Start

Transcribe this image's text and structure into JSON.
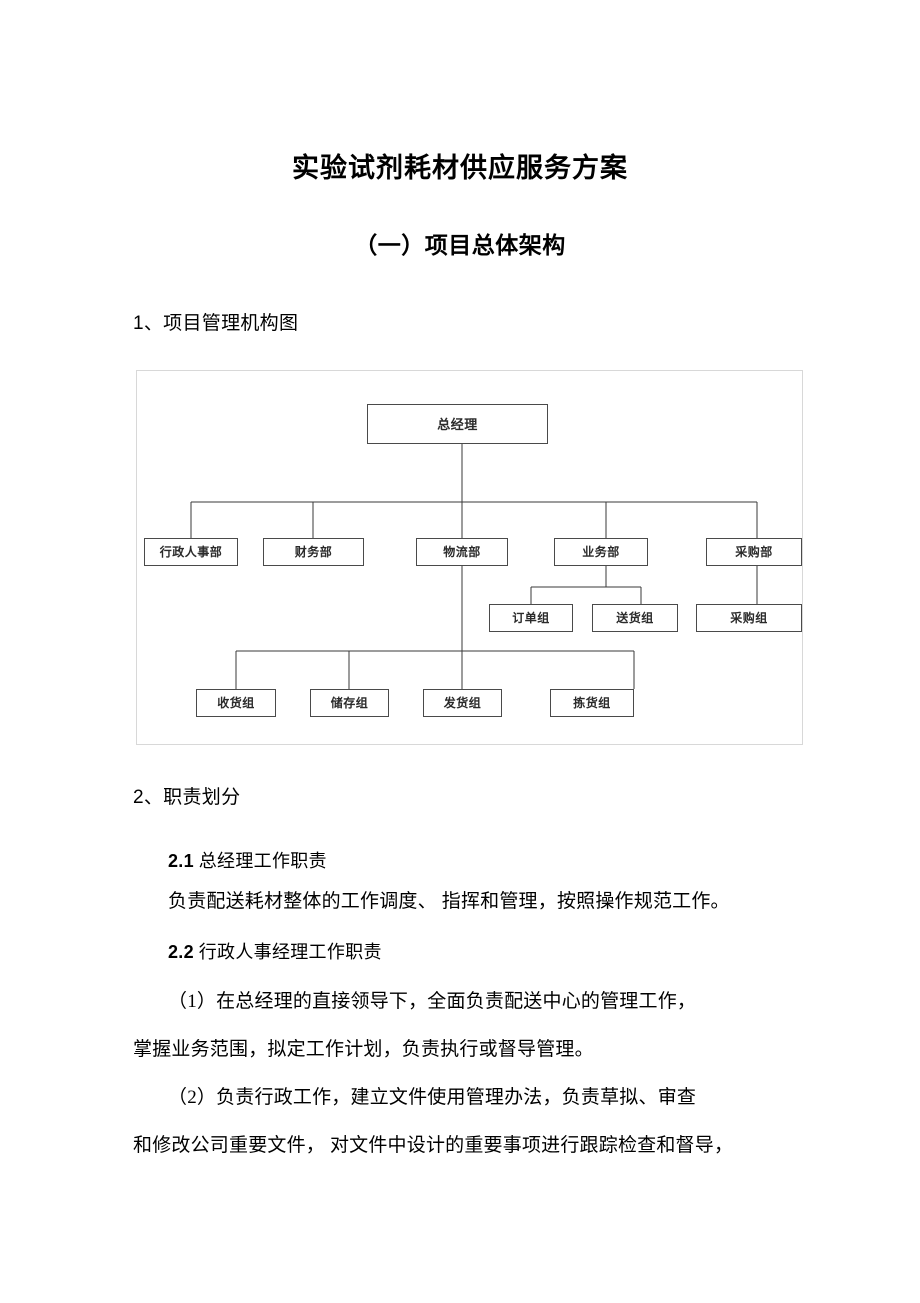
{
  "document": {
    "title": "实验试剂耗材供应服务方案",
    "section_title": "（一）项目总体架构",
    "heading_1": "1、项目管理机构图",
    "heading_2": "2、职责划分",
    "sub_headings": [
      {
        "num": "2.1",
        "text": "总经理工作职责"
      },
      {
        "num": "2.2",
        "text": "行政人事经理工作职责"
      }
    ],
    "paragraphs": [
      "负责配送耗材整体的工作调度、 指挥和管理，按照操作规范工作。",
      "（1）在总经理的直接领导下，全面负责配送中心的管理工作，",
      "掌握业务范围，拟定工作计划，负责执行或督导管理。",
      "（2）负责行政工作，建立文件使用管理办法，负责草拟、审查",
      "和修改公司重要文件， 对文件中设计的重要事项进行跟踪检查和督导，"
    ]
  },
  "org_chart": {
    "frame_border_color": "#d8d8d8",
    "node_border_color": "#4a4a4a",
    "connector_color": "#3a3a3a",
    "nodes": {
      "root": {
        "label": "总经理"
      },
      "departments": [
        {
          "label": "行政人事部"
        },
        {
          "label": "财务部"
        },
        {
          "label": "物流部"
        },
        {
          "label": "业务部"
        },
        {
          "label": "采购部"
        }
      ],
      "business_teams": [
        {
          "label": "订单组"
        },
        {
          "label": "送货组"
        }
      ],
      "purchasing_teams": [
        {
          "label": "采购组"
        }
      ],
      "logistics_teams": [
        {
          "label": "收货组"
        },
        {
          "label": "储存组"
        },
        {
          "label": "发货组"
        },
        {
          "label": "拣货组"
        }
      ]
    }
  }
}
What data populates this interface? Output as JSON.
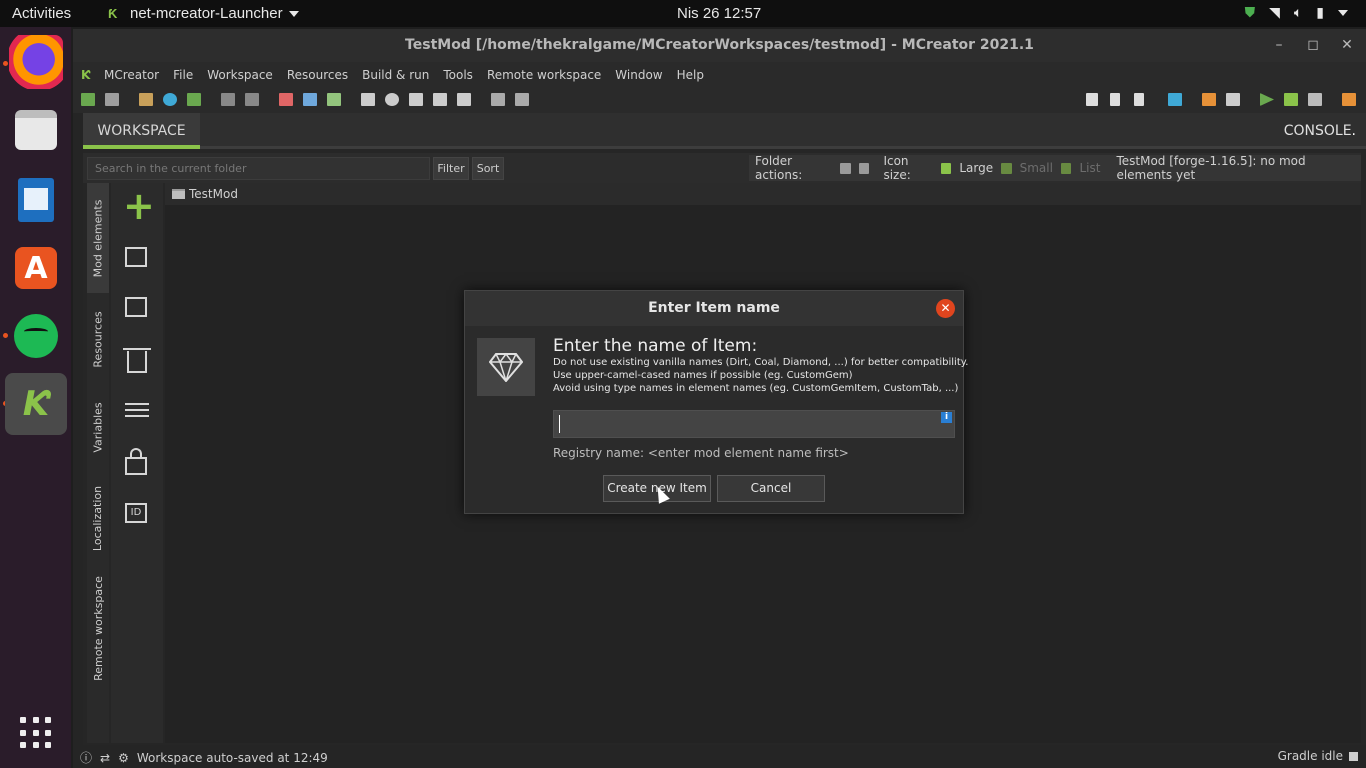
{
  "topbar": {
    "activities": "Activities",
    "app_name": "net-mcreator-Launcher",
    "clock": "Nis 26  12:57"
  },
  "window": {
    "title": "TestMod [/home/thekralgame/MCreatorWorkspaces/testmod]  - MCreator 2021.1"
  },
  "menu": {
    "items": [
      "MCreator",
      "File",
      "Workspace",
      "Resources",
      "Build & run",
      "Tools",
      "Remote workspace",
      "Window",
      "Help"
    ]
  },
  "tabs": {
    "workspace": "WORKSPACE",
    "console": "CONSOLE"
  },
  "filterbar": {
    "search_placeholder": "Search in the current folder",
    "filter": "Filter",
    "sort": "Sort",
    "folder_actions": "Folder actions:",
    "icon_size": "Icon size:",
    "large": "Large",
    "small": "Small",
    "list": "List",
    "workspace_info": "TestMod [forge-1.16.5]: no mod elements yet"
  },
  "sidetabs": [
    "Mod elements",
    "Resources",
    "Variables",
    "Localization",
    "Remote workspace"
  ],
  "folder": {
    "name": "TestMod"
  },
  "status": {
    "autosave": "Workspace auto-saved at 12:49",
    "gradle": "Gradle idle"
  },
  "dialog": {
    "title": "Enter Item name",
    "heading": "Enter the name of Item:",
    "hints": [
      "Do not use existing vanilla names (Dirt, Coal, Diamond, ...) for better compatibility.",
      "Use upper-camel-cased names if possible (eg. CustomGem)",
      "Avoid using type names in element names (eg. CustomGemItem, CustomTab, ...)"
    ],
    "input_value": "",
    "registry": "Registry name: <enter mod element name first>",
    "create_button": "Create new Item",
    "cancel_button": "Cancel"
  },
  "colors": {
    "accent": "#8bc34a",
    "close_red": "#e0451e",
    "ubuntu_orange": "#e95420",
    "info_blue": "#2a7fd4"
  }
}
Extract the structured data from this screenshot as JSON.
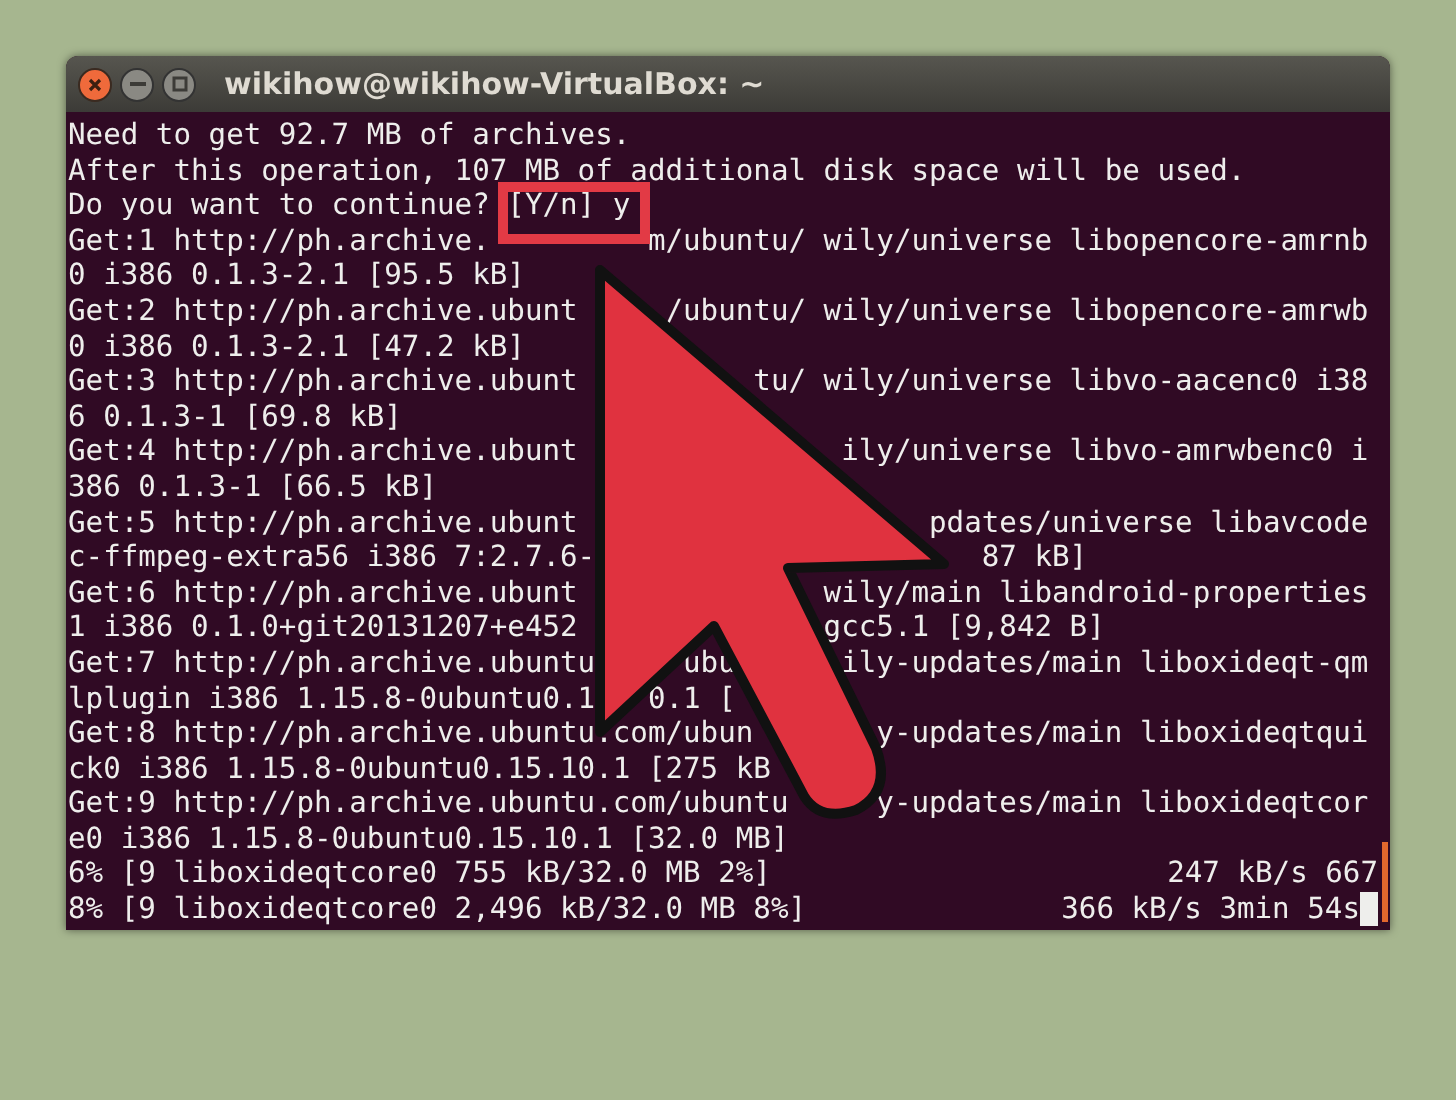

End

Your task is to transcribe all of the records precisely, with no images included.

— Complete output —
Transcribe this image's text and structure into JSON.
{
  "document": {
    "title": "实验试剂耗材供应服务方案",
    "section_title": "（一）项目总体架构",
    "heading_1": "1、项目管理机构图",
    "heading_2": "2、职责划分",
    "sub_headings": [
      {
        "num": "2.1",
        "text": "总经理工作职责"
      },
      {
        "num": "2.2",
        "text": "行政人事经理工作职责"
      }
    ],
    "paragraphs": [
      "负责配送耗材整体的工作调度、 指挥和管理，按照操作规范工作。",
      "（1）在总经理的直接领导下，全面负责配送中心的管理工作，",
      "掌握业务范围，拟定工作计划，负责执行或督导管理。",
      "（2）负责行政工作，建立文件使用管理办法，负责草拟、审查",
      "和修改公司重要文件， 对文件中设计的重要事项进行跟踪检查和督导，"
    ]
  },
  "org_chart": {
    "frame_border_color": "#d8d8d8",
    "node_border_color": "#4a4a4a",
    "connector_color": "#3a3a3a",
    "nodes": {
      "root": {
        "label": "总经理"
      },
      "departments": [
        {
          "label": "行政人事部"
        },
        {
          "label": "财务部"
        },
        {
          "label": "物流部"
        },
        {
          "label": "业务部"
        },
        {
          "label": "采购部"
        }
      ],
      "business_teams": [
        {
          "label": "订单组"
        },
        {
          "label": "送货组"
        }
      ],
      "purchasing_teams": [
        {
          "label": "采购组"
        }
      ],
      "logistics_teams": [
        {
          "label": "收货组"
        },
        {
          "label": "储存组"
        },
        {
          "label": "发货组"
        },
        {
          "label": "拣货组"
        }
      ]
    }
  }
}
What data populates this interface? Output as JSON.
{
  "topbar": {
    "activities": "Activities",
    "app_name": "net-mcreator-Launcher",
    "clock": "Nis 26  12:57"
  },
  "window": {
    "title": "TestMod [/home/thekralgame/MCreatorWorkspaces/testmod]  - MCreator 2021.1"
  },
  "menu": {
    "items": [
      "MCreator",
      "File",
      "Workspace",
      "Resources",
      "Build & run",
      "Tools",
      "Remote workspace",
      "Window",
      "Help"
    ]
  },
  "tabs": {
    "workspace": "WORKSPACE",
    "console": "CONSOLE"
  },
  "filterbar": {
    "search_placeholder": "Search in the current folder",
    "filter": "Filter",
    "sort": "Sort",
    "folder_actions": "Folder actions:",
    "icon_size": "Icon size:",
    "large": "Large",
    "small": "Small",
    "list": "List",
    "workspace_info": "TestMod [forge-1.16.5]: no mod elements yet"
  },
  "sidetabs": [
    "Mod elements",
    "Resources",
    "Variables",
    "Localization",
    "Remote workspace"
  ],
  "folder": {
    "name": "TestMod"
  },
  "status": {
    "autosave": "Workspace auto-saved at 12:49",
    "gradle": "Gradle idle"
  },
  "dialog": {
    "title": "Enter Item name",
    "heading": "Enter the name of Item:",
    "hints": [
      "Do not use existing vanilla names (Dirt, Coal, Diamond, ...) for better compatibility.",
      "Use upper-camel-cased names if possible (eg. CustomGem)",
      "Avoid using type names in element names (eg. CustomGemItem, CustomTab, ...)"
    ],
    "input_value": "",
    "registry": "Registry name: <enter mod element name first>",
    "create_button": "Create new Item",
    "cancel_button": "Cancel"
  },
  "colors": {
    "accent": "#8bc34a",
    "close_red": "#e0451e",
    "ubuntu_orange": "#e95420",
    "info_blue": "#2a7fd4"
  }
}
Extract the structured data from this screenshot as JSON.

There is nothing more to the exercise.